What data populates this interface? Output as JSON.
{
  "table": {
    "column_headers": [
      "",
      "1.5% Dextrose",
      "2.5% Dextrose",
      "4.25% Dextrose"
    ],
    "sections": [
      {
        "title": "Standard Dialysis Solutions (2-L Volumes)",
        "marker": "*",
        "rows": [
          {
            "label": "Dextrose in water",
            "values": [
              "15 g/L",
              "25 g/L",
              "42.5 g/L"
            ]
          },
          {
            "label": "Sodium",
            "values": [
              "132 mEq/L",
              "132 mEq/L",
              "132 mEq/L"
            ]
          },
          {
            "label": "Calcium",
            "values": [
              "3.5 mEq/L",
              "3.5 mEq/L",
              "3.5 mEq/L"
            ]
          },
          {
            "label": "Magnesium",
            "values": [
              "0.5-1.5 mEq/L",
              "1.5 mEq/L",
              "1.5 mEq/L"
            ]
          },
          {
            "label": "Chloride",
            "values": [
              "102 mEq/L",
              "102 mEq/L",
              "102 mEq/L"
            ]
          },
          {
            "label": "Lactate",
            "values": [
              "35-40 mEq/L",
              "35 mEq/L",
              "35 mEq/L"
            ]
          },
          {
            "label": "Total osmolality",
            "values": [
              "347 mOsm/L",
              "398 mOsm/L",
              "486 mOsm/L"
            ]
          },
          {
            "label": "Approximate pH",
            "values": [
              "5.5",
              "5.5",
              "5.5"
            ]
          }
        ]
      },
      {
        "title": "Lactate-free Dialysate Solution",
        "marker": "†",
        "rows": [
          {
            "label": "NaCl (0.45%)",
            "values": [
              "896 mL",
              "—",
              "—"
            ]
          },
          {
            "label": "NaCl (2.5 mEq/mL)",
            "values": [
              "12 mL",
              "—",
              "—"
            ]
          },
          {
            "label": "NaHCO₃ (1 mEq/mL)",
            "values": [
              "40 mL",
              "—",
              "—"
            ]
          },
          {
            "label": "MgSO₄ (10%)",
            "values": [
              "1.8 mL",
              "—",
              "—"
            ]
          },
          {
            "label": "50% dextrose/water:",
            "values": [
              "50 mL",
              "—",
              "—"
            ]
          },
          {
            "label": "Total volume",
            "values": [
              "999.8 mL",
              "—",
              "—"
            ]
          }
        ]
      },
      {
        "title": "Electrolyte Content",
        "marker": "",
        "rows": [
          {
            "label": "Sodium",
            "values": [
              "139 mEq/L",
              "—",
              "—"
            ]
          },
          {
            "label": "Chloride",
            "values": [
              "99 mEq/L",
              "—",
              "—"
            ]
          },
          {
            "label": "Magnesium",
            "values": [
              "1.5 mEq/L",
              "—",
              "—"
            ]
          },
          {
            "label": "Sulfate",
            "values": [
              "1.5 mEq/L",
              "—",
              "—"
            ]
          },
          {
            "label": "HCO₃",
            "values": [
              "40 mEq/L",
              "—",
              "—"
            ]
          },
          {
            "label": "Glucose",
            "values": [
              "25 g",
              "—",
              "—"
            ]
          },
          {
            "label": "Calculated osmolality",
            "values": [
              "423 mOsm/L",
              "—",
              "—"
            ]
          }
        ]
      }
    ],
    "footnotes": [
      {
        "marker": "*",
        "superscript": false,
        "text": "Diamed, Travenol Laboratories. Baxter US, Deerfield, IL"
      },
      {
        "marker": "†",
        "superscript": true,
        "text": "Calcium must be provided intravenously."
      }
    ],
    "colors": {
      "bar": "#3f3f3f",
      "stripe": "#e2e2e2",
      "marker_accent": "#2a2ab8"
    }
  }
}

####################

◆ Task to complete ◆
Across the records, how many lines contain "osmolality"? Only the number should be given.

◆ Result of the task ◆
2